------ DATA IN THIS EXERCISE ------
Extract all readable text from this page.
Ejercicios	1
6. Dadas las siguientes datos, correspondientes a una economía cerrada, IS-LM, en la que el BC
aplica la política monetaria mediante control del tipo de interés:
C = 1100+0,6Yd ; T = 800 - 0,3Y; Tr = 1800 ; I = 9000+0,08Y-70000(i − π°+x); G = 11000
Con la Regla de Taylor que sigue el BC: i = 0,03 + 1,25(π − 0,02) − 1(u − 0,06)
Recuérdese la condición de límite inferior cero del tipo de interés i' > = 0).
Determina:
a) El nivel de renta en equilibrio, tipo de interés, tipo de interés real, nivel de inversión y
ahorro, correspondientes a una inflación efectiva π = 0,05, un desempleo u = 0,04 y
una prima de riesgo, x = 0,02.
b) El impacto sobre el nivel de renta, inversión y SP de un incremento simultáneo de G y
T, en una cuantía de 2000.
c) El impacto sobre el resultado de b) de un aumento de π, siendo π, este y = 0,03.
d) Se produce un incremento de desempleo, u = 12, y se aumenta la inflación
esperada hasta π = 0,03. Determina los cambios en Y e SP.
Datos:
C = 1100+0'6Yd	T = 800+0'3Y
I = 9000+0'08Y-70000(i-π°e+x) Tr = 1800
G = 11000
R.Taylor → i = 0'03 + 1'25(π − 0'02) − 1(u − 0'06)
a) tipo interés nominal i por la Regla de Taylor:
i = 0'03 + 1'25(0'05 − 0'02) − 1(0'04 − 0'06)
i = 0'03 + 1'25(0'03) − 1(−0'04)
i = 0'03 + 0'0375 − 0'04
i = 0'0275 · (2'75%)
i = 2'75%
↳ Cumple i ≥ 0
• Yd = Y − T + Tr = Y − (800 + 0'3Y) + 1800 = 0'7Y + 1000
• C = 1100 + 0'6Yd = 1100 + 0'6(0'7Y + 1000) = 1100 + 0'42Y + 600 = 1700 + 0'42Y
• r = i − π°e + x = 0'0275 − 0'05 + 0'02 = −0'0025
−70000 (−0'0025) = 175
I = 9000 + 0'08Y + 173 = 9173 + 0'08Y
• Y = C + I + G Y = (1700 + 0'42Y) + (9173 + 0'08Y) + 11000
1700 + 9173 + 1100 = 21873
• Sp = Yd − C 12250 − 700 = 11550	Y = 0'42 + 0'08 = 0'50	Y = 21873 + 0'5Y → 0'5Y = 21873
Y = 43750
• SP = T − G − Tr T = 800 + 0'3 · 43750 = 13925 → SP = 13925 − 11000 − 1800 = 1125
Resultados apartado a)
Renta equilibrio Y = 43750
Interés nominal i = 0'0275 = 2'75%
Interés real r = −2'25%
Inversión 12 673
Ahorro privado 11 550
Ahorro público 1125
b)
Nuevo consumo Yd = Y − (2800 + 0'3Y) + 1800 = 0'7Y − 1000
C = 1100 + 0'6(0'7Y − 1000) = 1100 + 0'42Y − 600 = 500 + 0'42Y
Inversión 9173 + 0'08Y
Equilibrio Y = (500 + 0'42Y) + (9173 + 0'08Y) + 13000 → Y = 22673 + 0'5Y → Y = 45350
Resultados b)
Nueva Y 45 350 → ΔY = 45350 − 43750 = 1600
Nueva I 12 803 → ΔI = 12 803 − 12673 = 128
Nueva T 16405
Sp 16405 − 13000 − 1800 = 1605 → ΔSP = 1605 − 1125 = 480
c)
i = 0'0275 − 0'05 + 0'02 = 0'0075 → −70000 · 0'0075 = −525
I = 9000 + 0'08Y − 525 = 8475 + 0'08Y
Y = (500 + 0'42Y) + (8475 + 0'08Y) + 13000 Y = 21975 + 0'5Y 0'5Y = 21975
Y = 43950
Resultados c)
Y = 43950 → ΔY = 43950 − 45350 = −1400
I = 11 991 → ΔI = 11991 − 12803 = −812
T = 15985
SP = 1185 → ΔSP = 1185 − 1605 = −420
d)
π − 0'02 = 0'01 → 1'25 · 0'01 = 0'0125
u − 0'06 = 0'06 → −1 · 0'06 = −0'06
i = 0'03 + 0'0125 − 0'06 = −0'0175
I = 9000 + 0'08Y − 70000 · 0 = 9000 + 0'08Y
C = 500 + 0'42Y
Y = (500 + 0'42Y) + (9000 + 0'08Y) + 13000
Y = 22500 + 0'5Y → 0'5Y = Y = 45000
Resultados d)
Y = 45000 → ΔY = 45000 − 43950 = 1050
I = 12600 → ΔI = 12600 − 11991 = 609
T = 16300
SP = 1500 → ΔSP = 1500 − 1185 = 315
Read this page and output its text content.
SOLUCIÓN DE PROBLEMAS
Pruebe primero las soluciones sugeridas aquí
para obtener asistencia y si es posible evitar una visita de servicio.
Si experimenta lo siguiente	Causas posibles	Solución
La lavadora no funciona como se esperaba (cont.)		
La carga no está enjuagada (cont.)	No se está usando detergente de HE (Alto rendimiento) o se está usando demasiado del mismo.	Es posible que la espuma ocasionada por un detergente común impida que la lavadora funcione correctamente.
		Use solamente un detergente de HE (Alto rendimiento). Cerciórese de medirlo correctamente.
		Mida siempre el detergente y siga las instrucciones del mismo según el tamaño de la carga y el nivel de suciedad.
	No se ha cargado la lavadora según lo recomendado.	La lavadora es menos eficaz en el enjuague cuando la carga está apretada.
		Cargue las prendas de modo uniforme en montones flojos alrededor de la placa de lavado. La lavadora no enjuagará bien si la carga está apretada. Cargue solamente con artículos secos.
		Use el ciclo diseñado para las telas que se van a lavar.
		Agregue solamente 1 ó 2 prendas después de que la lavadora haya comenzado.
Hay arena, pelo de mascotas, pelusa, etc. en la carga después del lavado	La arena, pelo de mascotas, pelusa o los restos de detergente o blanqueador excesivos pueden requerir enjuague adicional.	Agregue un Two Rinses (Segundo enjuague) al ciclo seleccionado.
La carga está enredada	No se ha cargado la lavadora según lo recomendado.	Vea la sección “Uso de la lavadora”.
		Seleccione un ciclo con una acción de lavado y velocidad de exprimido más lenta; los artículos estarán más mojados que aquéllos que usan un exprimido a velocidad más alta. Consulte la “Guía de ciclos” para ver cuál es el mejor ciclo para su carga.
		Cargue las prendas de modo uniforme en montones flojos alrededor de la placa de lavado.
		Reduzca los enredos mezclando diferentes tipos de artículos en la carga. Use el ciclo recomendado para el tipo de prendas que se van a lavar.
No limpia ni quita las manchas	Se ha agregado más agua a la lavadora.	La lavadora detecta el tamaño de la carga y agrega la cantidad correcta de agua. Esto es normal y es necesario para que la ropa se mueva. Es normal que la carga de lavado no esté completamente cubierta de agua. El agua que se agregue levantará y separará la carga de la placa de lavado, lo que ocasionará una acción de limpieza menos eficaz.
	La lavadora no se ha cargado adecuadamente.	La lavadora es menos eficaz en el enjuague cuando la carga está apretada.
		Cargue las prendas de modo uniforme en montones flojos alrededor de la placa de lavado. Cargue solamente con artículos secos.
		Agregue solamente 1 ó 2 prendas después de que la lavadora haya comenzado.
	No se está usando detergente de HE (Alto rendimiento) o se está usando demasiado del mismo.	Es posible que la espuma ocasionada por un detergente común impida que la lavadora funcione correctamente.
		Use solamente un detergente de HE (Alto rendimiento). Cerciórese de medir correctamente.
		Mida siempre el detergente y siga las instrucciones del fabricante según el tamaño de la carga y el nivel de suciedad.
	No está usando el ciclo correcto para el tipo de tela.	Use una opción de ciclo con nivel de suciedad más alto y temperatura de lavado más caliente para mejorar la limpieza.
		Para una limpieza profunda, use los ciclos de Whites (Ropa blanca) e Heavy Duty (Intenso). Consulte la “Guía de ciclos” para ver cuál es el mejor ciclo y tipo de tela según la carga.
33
------
▶ [WHAT THE TASK ASKS]:
Print all of the entries exactly as they are written.

▶ [ANSWER FOR THE TASK]:
Extract all readable text from this page.
Ejercicios	1
6. Dadas las siguientes datos, correspondientes a una economía cerrada, IS-LM, en la que el BC
aplica la política monetaria mediante control del tipo de interés:
C = 1100+0,6Yd ; T = 800 - 0,3Y; Tr = 1800 ; I = 9000+0,08Y-70000(i − π°+x); G = 11000
Con la Regla de Taylor que sigue el BC: i = 0,03 + 1,25(π − 0,02) − 1(u − 0,06)
Recuérdese la condición de límite inferior cero del tipo de interés i' > = 0).
Determina:
a) El nivel de renta en equilibrio, tipo de interés, tipo de interés real, nivel de inversión y
ahorro, correspondientes a una inflación efectiva π = 0,05, un desempleo u = 0,04 y
una prima de riesgo, x = 0,02.
b) El impacto sobre el nivel de renta, inversión y SP de un incremento simultáneo de G y
T, en una cuantía de 2000.
c) El impacto sobre el resultado de b) de un aumento de π, siendo π, este y = 0,03.
d) Se produce un incremento de desempleo, u = 12, y se aumenta la inflación
esperada hasta π = 0,03. Determina los cambios en Y e SP.
Datos:
C = 1100+0'6Yd	T = 800+0'3Y
I = 9000+0'08Y-70000(i-π°e+x) Tr = 1800
G = 11000
R.Taylor → i = 0'03 + 1'25(π − 0'02) − 1(u − 0'06)
a) tipo interés nominal i por la Regla de Taylor:
i = 0'03 + 1'25(0'05 − 0'02) − 1(0'04 − 0'06)
i = 0'03 + 1'25(0'03) − 1(−0'04)
i = 0'03 + 0'0375 − 0'04
i = 0'0275 · (2'75%)
i = 2'75%
↳ Cumple i ≥ 0
• Yd = Y − T + Tr = Y − (800 + 0'3Y) + 1800 = 0'7Y + 1000
• C = 1100 + 0'6Yd = 1100 + 0'6(0'7Y + 1000) = 1100 + 0'42Y + 600 = 1700 + 0'42Y
• r = i − π°e + x = 0'0275 − 0'05 + 0'02 = −0'0025
−70000 (−0'0025) = 175
I = 9000 + 0'08Y + 173 = 9173 + 0'08Y
• Y = C + I + G Y = (1700 + 0'42Y) + (9173 + 0'08Y) + 11000
1700 + 9173 + 1100 = 21873
• Sp = Yd − C 12250 − 700 = 11550	Y = 0'42 + 0'08 = 0'50	Y = 21873 + 0'5Y → 0'5Y = 21873
Y = 43750
• SP = T − G − Tr T = 800 + 0'3 · 43750 = 13925 → SP = 13925 − 11000 − 1800 = 1125
Resultados apartado a)
Renta equilibrio Y = 43750
Interés nominal i = 0'0275 = 2'75%
Interés real r = −2'25%
Inversión 12 673
Ahorro privado 11 550
Ahorro público 1125
b)
Nuevo consumo Yd = Y − (2800 + 0'3Y) + 1800 = 0'7Y − 1000
C = 1100 + 0'6(0'7Y − 1000) = 1100 + 0'42Y − 600 = 500 + 0'42Y
Inversión 9173 + 0'08Y
Equilibrio Y = (500 + 0'42Y) + (9173 + 0'08Y) + 13000 → Y = 22673 + 0'5Y → Y = 45350
Resultados b)
Nueva Y 45 350 → ΔY = 45350 − 43750 = 1600
Nueva I 12 803 → ΔI = 12 803 − 12673 = 128
Nueva T 16405
Sp 16405 − 13000 − 1800 = 1605 → ΔSP = 1605 − 1125 = 480
c)
i = 0'0275 − 0'05 + 0'02 = 0'0075 → −70000 · 0'0075 = −525
I = 9000 + 0'08Y − 525 = 8475 + 0'08Y
Y = (500 + 0'42Y) + (8475 + 0'08Y) + 13000 Y = 21975 + 0'5Y 0'5Y = 21975
Y = 43950
Resultados c)
Y = 43950 → ΔY = 43950 − 45350 = −1400
I = 11 991 → ΔI = 11991 − 12803 = −812
T = 15985
SP = 1185 → ΔSP = 1185 − 1605 = −420
d)
π − 0'02 = 0'01 → 1'25 · 0'01 = 0'0125
u − 0'06 = 0'06 → −1 · 0'06 = −0'06
i = 0'03 + 0'0125 − 0'06 = −0'0175
I = 9000 + 0'08Y − 70000 · 0 = 9000 + 0'08Y
C = 500 + 0'42Y
Y = (500 + 0'42Y) + (9000 + 0'08Y) + 13000
Y = 22500 + 0'5Y → 0'5Y = Y = 45000
Resultados d)
Y = 45000 → ΔY = 45000 − 43950 = 1050
I = 12600 → ΔI = 12600 − 11991 = 609
T = 16300
SP = 1500 → ΔSP = 1500 − 1185 = 315
Read this page and output its text content.
SOLUCIÓN DE PROBLEMAS
Pruebe primero las soluciones sugeridas aquí
para obtener asistencia y si es posible evitar una visita de servicio.
Si experimenta lo siguiente	Causas posibles	Solución
La lavadora no funciona como se esperaba (cont.)		
La carga no está enjuagada (cont.)	No se está usando detergente de HE (Alto rendimiento) o se está usando demasiado del mismo.	Es posible que la espuma ocasionada por un detergente común impida que la lavadora funcione correctamente.
		Use solamente un detergente de HE (Alto rendimiento). Cerciórese de medirlo correctamente.
		Mida siempre el detergente y siga las instrucciones del mismo según el tamaño de la carga y el nivel de suciedad.
	No se ha cargado la lavadora según lo recomendado.	La lavadora es menos eficaz en el enjuague cuando la carga está apretada.
		Cargue las prendas de modo uniforme en montones flojos alrededor de la placa de lavado. La lavadora no enjuagará bien si la carga está apretada. Cargue solamente con artículos secos.
		Use el ciclo diseñado para las telas que se van a lavar.
		Agregue solamente 1 ó 2 prendas después de que la lavadora haya comenzado.
Hay arena, pelo de mascotas, pelusa, etc. en la carga después del lavado	La arena, pelo de mascotas, pelusa o los restos de detergente o blanqueador excesivos pueden requerir enjuague adicional.	Agregue un Two Rinses (Segundo enjuague) al ciclo seleccionado.
La carga está enredada	No se ha cargado la lavadora según lo recomendado.	Vea la sección “Uso de la lavadora”.
		Seleccione un ciclo con una acción de lavado y velocidad de exprimido más lenta; los artículos estarán más mojados que aquéllos que usan un exprimido a velocidad más alta. Consulte la “Guía de ciclos” para ver cuál es el mejor ciclo para su carga.
		Cargue las prendas de modo uniforme en montones flojos alrededor de la placa de lavado.
		Reduzca los enredos mezclando diferentes tipos de artículos en la carga. Use el ciclo recomendado para el tipo de prendas que se van a lavar.
No limpia ni quita las manchas	Se ha agregado más agua a la lavadora.	La lavadora detecta el tamaño de la carga y agrega la cantidad correcta de agua. Esto es normal y es necesario para que la ropa se mueva. Es normal que la carga de lavado no esté completamente cubierta de agua. El agua que se agregue levantará y separará la carga de la placa de lavado, lo que ocasionará una acción de limpieza menos eficaz.
	La lavadora no se ha cargado adecuadamente.	La lavadora es menos eficaz en el enjuague cuando la carga está apretada.
		Cargue las prendas de modo uniforme en montones flojos alrededor de la placa de lavado. Cargue solamente con artículos secos.
		Agregue solamente 1 ó 2 prendas después de que la lavadora haya comenzado.
	No se está usando detergente de HE (Alto rendimiento) o se está usando demasiado del mismo.	Es posible que la espuma ocasionada por un detergente común impida que la lavadora funcione correctamente.
		Use solamente un detergente de HE (Alto rendimiento). Cerciórese de medir correctamente.
		Mida siempre el detergente y siga las instrucciones del fabricante según el tamaño de la carga y el nivel de suciedad.
	No está usando el ciclo correcto para el tipo de tela.	Use una opción de ciclo con nivel de suciedad más alto y temperatura de lavado más caliente para mejorar la limpieza.
		Para una limpieza profunda, use los ciclos de Whites (Ropa blanca) e Heavy Duty (Intenso). Consulte la “Guía de ciclos” para ver cuál es el mejor ciclo y tipo de tela según la carga.
33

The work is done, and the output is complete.